### [Dataset records]

+++

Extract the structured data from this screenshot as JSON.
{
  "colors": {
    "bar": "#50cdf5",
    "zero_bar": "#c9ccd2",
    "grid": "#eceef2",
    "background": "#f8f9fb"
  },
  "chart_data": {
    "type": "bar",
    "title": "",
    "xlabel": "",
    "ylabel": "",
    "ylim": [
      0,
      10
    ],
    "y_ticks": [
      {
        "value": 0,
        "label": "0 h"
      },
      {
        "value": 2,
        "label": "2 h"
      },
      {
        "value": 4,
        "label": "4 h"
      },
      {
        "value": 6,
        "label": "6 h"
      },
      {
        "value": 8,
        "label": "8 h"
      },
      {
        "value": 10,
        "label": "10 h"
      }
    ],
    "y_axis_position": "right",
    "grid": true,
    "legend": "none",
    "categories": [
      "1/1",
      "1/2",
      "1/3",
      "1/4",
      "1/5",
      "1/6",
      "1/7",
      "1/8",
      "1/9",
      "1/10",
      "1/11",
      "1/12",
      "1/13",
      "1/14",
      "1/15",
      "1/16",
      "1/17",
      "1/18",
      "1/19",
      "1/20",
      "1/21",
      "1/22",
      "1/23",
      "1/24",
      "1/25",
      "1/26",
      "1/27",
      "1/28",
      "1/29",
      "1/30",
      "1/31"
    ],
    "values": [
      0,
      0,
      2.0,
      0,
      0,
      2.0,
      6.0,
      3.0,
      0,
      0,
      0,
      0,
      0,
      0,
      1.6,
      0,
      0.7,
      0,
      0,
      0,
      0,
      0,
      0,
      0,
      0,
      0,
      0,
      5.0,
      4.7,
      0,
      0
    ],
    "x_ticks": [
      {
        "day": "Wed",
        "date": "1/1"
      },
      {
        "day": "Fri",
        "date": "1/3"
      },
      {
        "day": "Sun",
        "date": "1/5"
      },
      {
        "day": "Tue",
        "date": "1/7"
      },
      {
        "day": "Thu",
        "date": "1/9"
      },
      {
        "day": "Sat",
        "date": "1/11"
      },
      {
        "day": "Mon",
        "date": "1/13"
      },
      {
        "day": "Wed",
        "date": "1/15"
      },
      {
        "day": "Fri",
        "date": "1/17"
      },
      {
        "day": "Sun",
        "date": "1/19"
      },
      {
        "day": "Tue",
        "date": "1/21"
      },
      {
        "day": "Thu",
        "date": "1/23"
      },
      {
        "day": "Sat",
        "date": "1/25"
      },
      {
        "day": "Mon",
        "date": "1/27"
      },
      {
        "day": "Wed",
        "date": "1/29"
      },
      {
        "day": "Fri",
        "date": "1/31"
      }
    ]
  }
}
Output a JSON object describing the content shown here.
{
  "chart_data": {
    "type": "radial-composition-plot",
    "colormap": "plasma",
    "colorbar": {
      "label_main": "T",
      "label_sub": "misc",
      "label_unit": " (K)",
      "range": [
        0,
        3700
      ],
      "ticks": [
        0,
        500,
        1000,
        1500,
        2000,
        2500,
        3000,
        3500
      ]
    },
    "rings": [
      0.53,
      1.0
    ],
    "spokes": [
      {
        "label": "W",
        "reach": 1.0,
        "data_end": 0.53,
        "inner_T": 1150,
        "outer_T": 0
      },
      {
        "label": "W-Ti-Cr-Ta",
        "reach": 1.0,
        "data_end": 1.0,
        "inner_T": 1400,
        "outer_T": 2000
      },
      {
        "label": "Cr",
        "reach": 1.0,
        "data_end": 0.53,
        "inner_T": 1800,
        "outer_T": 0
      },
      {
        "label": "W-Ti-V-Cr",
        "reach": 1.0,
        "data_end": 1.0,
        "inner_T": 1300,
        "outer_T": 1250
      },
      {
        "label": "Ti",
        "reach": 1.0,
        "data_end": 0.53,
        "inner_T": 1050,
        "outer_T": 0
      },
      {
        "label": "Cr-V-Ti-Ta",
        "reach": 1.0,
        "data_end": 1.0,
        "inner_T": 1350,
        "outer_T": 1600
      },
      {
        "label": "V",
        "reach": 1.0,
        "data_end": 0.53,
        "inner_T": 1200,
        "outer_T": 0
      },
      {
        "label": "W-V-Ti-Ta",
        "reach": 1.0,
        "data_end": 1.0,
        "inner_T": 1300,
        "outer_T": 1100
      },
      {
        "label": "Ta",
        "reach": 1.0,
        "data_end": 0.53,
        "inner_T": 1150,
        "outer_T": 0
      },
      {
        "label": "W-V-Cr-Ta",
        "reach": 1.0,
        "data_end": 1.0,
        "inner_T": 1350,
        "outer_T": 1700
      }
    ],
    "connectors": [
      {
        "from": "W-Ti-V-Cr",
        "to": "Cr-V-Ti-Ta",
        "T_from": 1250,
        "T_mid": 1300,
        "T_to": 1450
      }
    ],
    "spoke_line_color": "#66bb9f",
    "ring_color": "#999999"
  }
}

+++

### [Directions for this task]
Recopy all the lines exactly as they appear.

### [Solution below]
Extract the structured data from this screenshot as JSON.
{
  "colors": {
    "bar": "#50cdf5",
    "zero_bar": "#c9ccd2",
    "grid": "#eceef2",
    "background": "#f8f9fb"
  },
  "chart_data": {
    "type": "bar",
    "title": "",
    "xlabel": "",
    "ylabel": "",
    "ylim": [
      0,
      10
    ],
    "y_ticks": [
      {
        "value": 0,
        "label": "0 h"
      },
      {
        "value": 2,
        "label": "2 h"
      },
      {
        "value": 4,
        "label": "4 h"
      },
      {
        "value": 6,
        "label": "6 h"
      },
      {
        "value": 8,
        "label": "8 h"
      },
      {
        "value": 10,
        "label": "10 h"
      }
    ],
    "y_axis_position": "right",
    "grid": true,
    "legend": "none",
    "categories": [
      "1/1",
      "1/2",
      "1/3",
      "1/4",
      "1/5",
      "1/6",
      "1/7",
      "1/8",
      "1/9",
      "1/10",
      "1/11",
      "1/12",
      "1/13",
      "1/14",
      "1/15",
      "1/16",
      "1/17",
      "1/18",
      "1/19",
      "1/20",
      "1/21",
      "1/22",
      "1/23",
      "1/24",
      "1/25",
      "1/26",
      "1/27",
      "1/28",
      "1/29",
      "1/30",
      "1/31"
    ],
    "values": [
      0,
      0,
      2.0,
      0,
      0,
      2.0,
      6.0,
      3.0,
      0,
      0,
      0,
      0,
      0,
      0,
      1.6,
      0,
      0.7,
      0,
      0,
      0,
      0,
      0,
      0,
      0,
      0,
      0,
      0,
      5.0,
      4.7,
      0,
      0
    ],
    "x_ticks": [
      {
        "day": "Wed",
        "date": "1/1"
      },
      {
        "day": "Fri",
        "date": "1/3"
      },
      {
        "day": "Sun",
        "date": "1/5"
      },
      {
        "day": "Tue",
        "date": "1/7"
      },
      {
        "day": "Thu",
        "date": "1/9"
      },
      {
        "day": "Sat",
        "date": "1/11"
      },
      {
        "day": "Mon",
        "date": "1/13"
      },
      {
        "day": "Wed",
        "date": "1/15"
      },
      {
        "day": "Fri",
        "date": "1/17"
      },
      {
        "day": "Sun",
        "date": "1/19"
      },
      {
        "day": "Tue",
        "date": "1/21"
      },
      {
        "day": "Thu",
        "date": "1/23"
      },
      {
        "day": "Sat",
        "date": "1/25"
      },
      {
        "day": "Mon",
        "date": "1/27"
      },
      {
        "day": "Wed",
        "date": "1/29"
      },
      {
        "day": "Fri",
        "date": "1/31"
      }
    ]
  }
}
Output a JSON object describing the content shown here.
{
  "chart_data": {
    "type": "radial-composition-plot",
    "colormap": "plasma",
    "colorbar": {
      "label_main": "T",
      "label_sub": "misc",
      "label_unit": " (K)",
      "range": [
        0,
        3700
      ],
      "ticks": [
        0,
        500,
        1000,
        1500,
        2000,
        2500,
        3000,
        3500
      ]
    },
    "rings": [
      0.53,
      1.0
    ],
    "spokes": [
      {
        "label": "W",
        "reach": 1.0,
        "data_end": 0.53,
        "inner_T": 1150,
        "outer_T": 0
      },
      {
        "label": "W-Ti-Cr-Ta",
        "reach": 1.0,
        "data_end": 1.0,
        "inner_T": 1400,
        "outer_T": 2000
      },
      {
        "label": "Cr",
        "reach": 1.0,
        "data_end": 0.53,
        "inner_T": 1800,
        "outer_T": 0
      },
      {
        "label": "W-Ti-V-Cr",
        "reach": 1.0,
        "data_end": 1.0,
        "inner_T": 1300,
        "outer_T": 1250
      },
      {
        "label": "Ti",
        "reach": 1.0,
        "data_end": 0.53,
        "inner_T": 1050,
        "outer_T": 0
      },
      {
        "label": "Cr-V-Ti-Ta",
        "reach": 1.0,
        "data_end": 1.0,
        "inner_T": 1350,
        "outer_T": 1600
      },
      {
        "label": "V",
        "reach": 1.0,
        "data_end": 0.53,
        "inner_T": 1200,
        "outer_T": 0
      },
      {
        "label": "W-V-Ti-Ta",
        "reach": 1.0,
        "data_end": 1.0,
        "inner_T": 1300,
        "outer_T": 1100
      },
      {
        "label": "Ta",
        "reach": 1.0,
        "data_end": 0.53,
        "inner_T": 1150,
        "outer_T": 0
      },
      {
        "label": "W-V-Cr-Ta",
        "reach": 1.0,
        "data_end": 1.0,
        "inner_T": 1350,
        "outer_T": 1700
      }
    ],
    "connectors": [
      {
        "from": "W-Ti-V-Cr",
        "to": "Cr-V-Ti-Ta",
        "T_from": 1250,
        "T_mid": 1300,
        "T_to": 1450
      }
    ],
    "spoke_line_color": "#66bb9f",
    "ring_color": "#999999"
  }
}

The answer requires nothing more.